## Task description:
Which lines below hold the word "title"? Copy all of them.

## Material provided:
=-=-=-=-=

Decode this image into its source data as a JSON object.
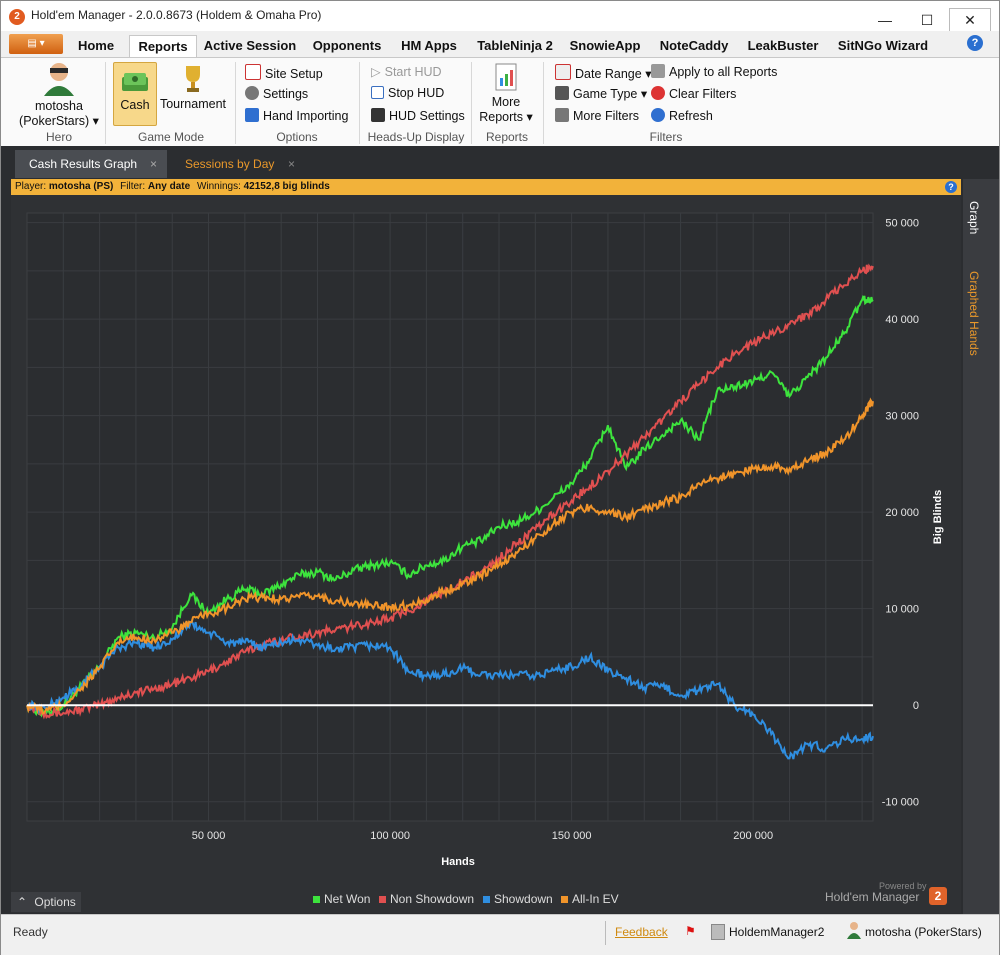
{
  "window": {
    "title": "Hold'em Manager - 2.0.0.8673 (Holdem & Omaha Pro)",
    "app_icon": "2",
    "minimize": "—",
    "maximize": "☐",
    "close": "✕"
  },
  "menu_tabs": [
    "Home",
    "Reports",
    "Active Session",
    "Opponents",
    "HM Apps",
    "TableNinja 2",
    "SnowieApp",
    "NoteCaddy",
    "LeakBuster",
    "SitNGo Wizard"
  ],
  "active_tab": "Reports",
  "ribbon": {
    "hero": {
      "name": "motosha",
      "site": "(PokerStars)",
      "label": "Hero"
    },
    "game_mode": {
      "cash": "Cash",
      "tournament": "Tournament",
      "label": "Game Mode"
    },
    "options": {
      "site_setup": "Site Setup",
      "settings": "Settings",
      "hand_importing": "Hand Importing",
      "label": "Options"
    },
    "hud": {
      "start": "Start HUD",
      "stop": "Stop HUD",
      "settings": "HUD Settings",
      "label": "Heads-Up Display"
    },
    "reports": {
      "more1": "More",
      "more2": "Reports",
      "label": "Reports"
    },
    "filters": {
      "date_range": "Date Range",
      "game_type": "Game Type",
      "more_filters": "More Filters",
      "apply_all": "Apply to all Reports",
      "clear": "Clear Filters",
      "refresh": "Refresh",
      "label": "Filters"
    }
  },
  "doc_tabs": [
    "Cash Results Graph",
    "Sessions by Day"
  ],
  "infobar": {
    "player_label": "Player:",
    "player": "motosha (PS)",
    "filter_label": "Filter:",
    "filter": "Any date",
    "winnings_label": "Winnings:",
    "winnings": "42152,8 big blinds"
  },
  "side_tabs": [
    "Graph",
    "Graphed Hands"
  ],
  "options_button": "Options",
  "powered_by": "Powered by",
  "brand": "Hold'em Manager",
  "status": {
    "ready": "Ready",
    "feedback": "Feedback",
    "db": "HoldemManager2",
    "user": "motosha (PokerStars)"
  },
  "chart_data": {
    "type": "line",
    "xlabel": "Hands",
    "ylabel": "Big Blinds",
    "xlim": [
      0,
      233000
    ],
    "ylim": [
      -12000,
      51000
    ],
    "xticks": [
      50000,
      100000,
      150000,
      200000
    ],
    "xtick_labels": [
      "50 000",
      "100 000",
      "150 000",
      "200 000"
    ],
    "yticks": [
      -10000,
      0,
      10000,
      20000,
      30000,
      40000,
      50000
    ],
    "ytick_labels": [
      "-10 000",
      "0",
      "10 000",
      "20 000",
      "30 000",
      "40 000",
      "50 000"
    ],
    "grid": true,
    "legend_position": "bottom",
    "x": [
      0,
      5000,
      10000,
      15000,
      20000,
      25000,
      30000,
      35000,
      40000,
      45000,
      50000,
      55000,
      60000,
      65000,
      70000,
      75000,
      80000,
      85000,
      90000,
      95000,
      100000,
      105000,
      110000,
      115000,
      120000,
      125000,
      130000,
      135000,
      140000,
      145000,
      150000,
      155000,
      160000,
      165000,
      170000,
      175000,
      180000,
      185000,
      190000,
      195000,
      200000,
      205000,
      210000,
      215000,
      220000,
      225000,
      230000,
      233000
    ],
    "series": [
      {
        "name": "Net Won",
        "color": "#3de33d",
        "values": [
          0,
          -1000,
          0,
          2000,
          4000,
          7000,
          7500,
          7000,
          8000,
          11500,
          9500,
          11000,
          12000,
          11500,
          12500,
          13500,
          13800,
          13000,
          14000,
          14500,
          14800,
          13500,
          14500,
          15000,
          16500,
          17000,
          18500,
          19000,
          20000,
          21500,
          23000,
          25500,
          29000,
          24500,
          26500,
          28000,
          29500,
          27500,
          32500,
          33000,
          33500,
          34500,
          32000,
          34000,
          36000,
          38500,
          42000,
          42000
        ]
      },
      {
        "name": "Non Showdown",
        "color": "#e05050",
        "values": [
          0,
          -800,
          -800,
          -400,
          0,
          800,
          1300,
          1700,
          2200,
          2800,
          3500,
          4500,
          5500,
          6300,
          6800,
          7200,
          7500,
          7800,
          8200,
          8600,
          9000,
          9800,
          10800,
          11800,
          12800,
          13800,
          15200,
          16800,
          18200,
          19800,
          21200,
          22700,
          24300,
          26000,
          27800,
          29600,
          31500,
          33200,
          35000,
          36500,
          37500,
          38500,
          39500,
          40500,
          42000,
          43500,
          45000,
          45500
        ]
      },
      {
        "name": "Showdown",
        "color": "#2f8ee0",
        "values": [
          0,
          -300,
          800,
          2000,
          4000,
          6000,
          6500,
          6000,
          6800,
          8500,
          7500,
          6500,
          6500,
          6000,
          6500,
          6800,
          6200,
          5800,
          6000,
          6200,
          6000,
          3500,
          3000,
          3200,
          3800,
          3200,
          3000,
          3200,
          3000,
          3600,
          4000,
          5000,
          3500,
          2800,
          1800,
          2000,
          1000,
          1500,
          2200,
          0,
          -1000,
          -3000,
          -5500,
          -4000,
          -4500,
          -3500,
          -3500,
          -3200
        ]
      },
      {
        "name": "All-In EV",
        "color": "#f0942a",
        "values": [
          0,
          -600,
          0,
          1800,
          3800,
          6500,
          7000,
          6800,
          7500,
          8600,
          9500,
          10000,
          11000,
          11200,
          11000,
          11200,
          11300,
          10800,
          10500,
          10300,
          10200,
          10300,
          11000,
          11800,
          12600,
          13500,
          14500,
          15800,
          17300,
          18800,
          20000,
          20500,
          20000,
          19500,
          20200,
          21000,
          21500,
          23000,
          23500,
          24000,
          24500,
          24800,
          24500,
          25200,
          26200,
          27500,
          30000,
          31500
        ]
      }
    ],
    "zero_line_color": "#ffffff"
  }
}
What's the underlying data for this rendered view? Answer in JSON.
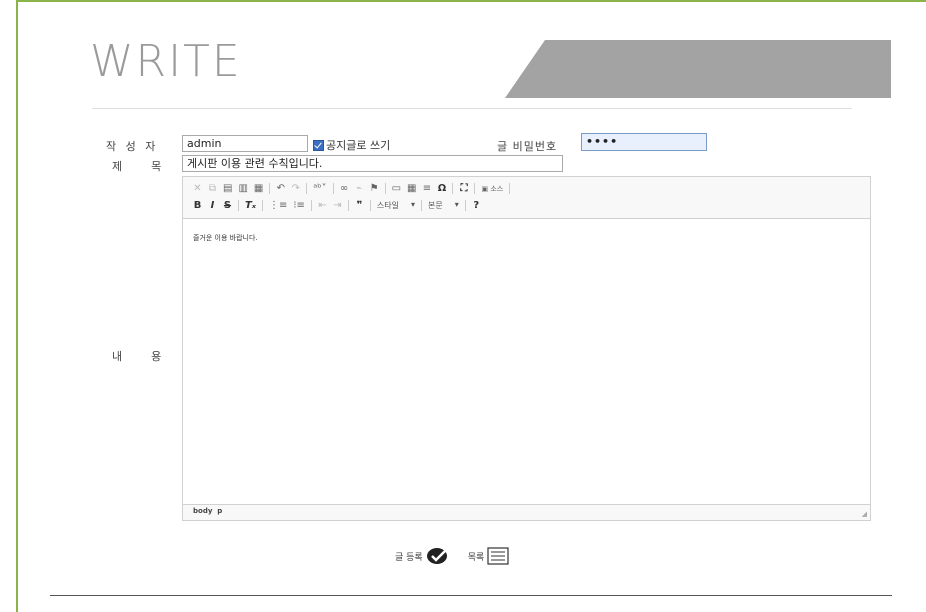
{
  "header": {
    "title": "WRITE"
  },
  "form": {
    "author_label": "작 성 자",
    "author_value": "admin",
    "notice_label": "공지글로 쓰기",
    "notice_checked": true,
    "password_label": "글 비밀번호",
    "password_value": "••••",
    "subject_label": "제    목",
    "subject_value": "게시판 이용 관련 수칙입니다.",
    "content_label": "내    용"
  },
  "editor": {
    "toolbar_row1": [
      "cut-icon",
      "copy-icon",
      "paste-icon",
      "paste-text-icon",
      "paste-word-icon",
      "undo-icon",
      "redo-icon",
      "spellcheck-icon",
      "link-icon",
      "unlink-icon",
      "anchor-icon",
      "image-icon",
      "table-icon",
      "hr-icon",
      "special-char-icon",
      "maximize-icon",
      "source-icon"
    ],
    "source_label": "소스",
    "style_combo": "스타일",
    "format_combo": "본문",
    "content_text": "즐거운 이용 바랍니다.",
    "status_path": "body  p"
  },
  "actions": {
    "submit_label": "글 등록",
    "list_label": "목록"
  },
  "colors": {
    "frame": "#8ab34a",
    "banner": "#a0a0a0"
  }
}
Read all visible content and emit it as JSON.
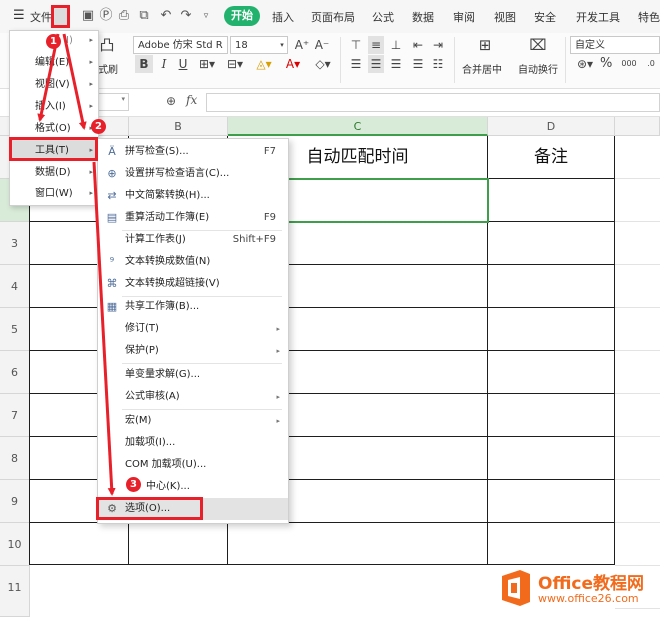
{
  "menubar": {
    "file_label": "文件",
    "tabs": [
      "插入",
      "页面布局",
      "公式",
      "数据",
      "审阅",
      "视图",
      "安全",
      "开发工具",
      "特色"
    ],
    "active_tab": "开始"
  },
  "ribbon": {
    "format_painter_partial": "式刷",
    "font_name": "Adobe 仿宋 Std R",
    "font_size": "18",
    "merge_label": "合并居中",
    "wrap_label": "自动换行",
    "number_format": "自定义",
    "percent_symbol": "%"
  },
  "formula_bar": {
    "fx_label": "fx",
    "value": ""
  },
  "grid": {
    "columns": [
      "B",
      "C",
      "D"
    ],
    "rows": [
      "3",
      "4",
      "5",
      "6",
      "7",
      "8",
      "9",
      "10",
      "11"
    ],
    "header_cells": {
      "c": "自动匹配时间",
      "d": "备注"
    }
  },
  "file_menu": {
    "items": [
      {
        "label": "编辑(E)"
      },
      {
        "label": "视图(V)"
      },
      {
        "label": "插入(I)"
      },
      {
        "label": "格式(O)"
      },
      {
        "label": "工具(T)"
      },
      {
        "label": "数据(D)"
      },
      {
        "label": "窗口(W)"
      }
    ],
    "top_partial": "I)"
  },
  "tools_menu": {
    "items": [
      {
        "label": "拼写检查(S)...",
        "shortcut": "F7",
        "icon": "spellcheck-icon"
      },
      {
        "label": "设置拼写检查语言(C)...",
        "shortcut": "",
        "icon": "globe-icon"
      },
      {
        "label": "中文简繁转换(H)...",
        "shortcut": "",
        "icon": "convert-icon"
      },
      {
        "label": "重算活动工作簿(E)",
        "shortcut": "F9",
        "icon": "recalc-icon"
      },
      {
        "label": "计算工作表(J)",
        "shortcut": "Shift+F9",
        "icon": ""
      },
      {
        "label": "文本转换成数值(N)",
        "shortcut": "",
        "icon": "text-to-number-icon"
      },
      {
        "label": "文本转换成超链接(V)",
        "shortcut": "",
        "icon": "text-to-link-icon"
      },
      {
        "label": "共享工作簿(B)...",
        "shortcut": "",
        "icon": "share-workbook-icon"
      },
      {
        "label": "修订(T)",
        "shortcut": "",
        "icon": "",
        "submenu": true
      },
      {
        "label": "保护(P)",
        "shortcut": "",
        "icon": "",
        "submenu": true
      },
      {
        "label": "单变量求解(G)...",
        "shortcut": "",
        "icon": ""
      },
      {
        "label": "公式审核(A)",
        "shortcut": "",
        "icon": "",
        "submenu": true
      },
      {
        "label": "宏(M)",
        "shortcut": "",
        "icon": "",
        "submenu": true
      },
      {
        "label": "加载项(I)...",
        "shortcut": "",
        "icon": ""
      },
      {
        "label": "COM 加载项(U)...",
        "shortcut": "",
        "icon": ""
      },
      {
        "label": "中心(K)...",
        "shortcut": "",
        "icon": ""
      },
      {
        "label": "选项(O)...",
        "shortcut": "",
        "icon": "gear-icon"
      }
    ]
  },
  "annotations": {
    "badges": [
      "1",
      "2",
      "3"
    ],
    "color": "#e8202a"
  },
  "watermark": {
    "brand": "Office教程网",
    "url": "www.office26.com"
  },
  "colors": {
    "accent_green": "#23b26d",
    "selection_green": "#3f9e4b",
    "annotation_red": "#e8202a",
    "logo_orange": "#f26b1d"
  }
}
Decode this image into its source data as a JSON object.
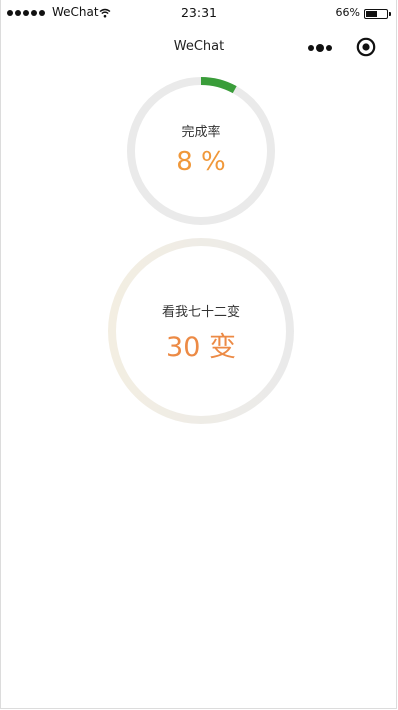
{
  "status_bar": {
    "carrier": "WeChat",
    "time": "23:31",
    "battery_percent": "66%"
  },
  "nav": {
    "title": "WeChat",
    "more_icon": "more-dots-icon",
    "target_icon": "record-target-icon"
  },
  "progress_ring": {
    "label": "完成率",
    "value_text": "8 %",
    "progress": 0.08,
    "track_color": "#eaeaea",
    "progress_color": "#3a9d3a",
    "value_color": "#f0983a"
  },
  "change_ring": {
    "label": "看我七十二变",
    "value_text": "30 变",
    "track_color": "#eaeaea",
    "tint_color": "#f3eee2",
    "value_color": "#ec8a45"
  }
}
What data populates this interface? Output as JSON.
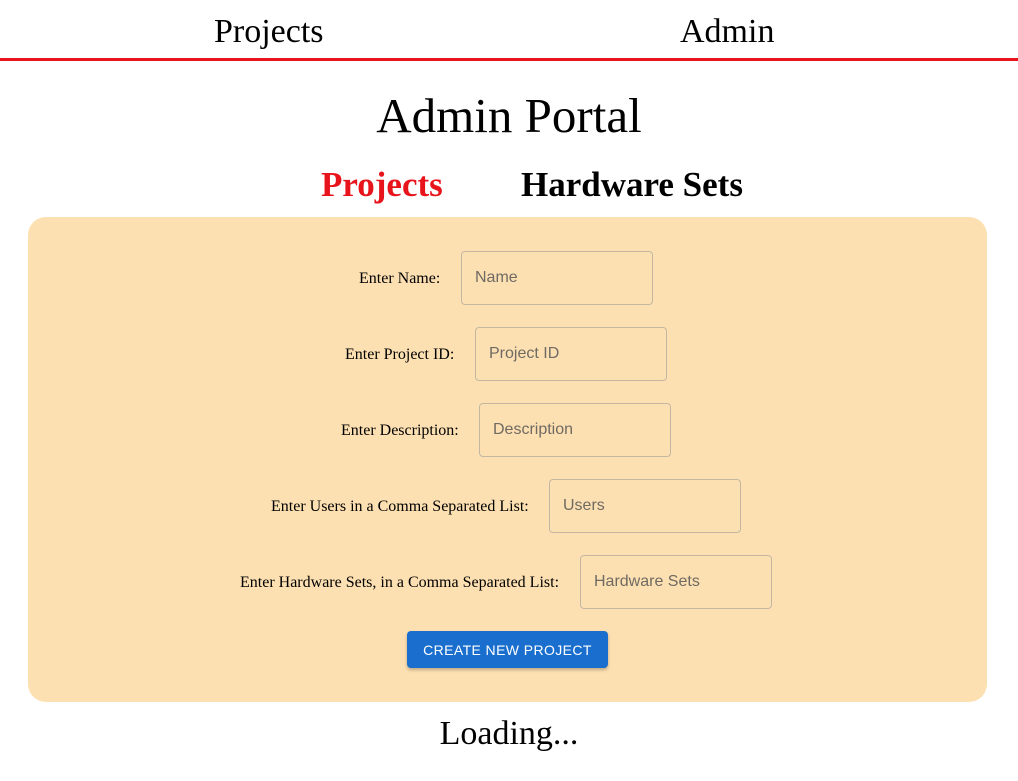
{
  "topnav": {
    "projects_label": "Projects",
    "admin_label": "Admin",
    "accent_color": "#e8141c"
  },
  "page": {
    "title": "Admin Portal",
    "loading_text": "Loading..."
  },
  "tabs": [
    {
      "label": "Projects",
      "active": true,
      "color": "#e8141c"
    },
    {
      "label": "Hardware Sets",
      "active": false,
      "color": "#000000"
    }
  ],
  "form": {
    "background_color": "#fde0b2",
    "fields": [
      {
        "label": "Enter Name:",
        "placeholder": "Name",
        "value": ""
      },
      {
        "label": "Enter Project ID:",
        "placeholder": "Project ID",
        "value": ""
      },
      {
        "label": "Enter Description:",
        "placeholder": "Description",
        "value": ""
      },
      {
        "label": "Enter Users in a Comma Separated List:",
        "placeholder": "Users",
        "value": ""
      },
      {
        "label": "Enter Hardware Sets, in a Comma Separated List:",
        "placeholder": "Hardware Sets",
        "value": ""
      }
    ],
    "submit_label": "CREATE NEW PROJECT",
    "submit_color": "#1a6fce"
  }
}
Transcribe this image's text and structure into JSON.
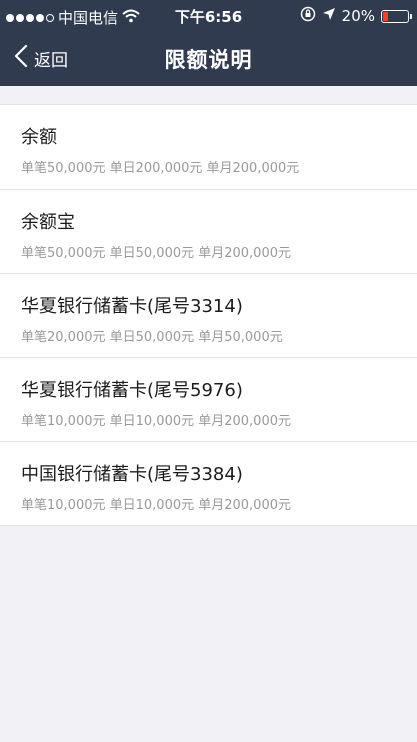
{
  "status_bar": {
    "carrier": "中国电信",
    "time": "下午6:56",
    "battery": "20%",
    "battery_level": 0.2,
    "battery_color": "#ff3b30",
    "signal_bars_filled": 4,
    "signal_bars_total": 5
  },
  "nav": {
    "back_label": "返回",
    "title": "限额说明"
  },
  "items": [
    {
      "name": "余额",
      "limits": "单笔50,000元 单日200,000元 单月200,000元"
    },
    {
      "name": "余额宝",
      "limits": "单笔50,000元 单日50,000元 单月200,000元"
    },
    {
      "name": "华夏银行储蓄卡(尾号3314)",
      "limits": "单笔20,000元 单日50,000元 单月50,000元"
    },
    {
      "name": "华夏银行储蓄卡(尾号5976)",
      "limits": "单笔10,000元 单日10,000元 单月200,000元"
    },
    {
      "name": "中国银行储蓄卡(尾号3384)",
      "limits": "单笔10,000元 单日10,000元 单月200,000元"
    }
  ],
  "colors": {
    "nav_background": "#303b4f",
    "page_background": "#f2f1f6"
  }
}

=-=-=-=-=

## Output of the task:
    "title": "Hold'em Manager - 2.0.0.8673 (Holdem & Omaha Pro)",
    "title": "WRITE"
    "title": "WeChat",
    "title": "Admin Portal",
    "title": "限额说明"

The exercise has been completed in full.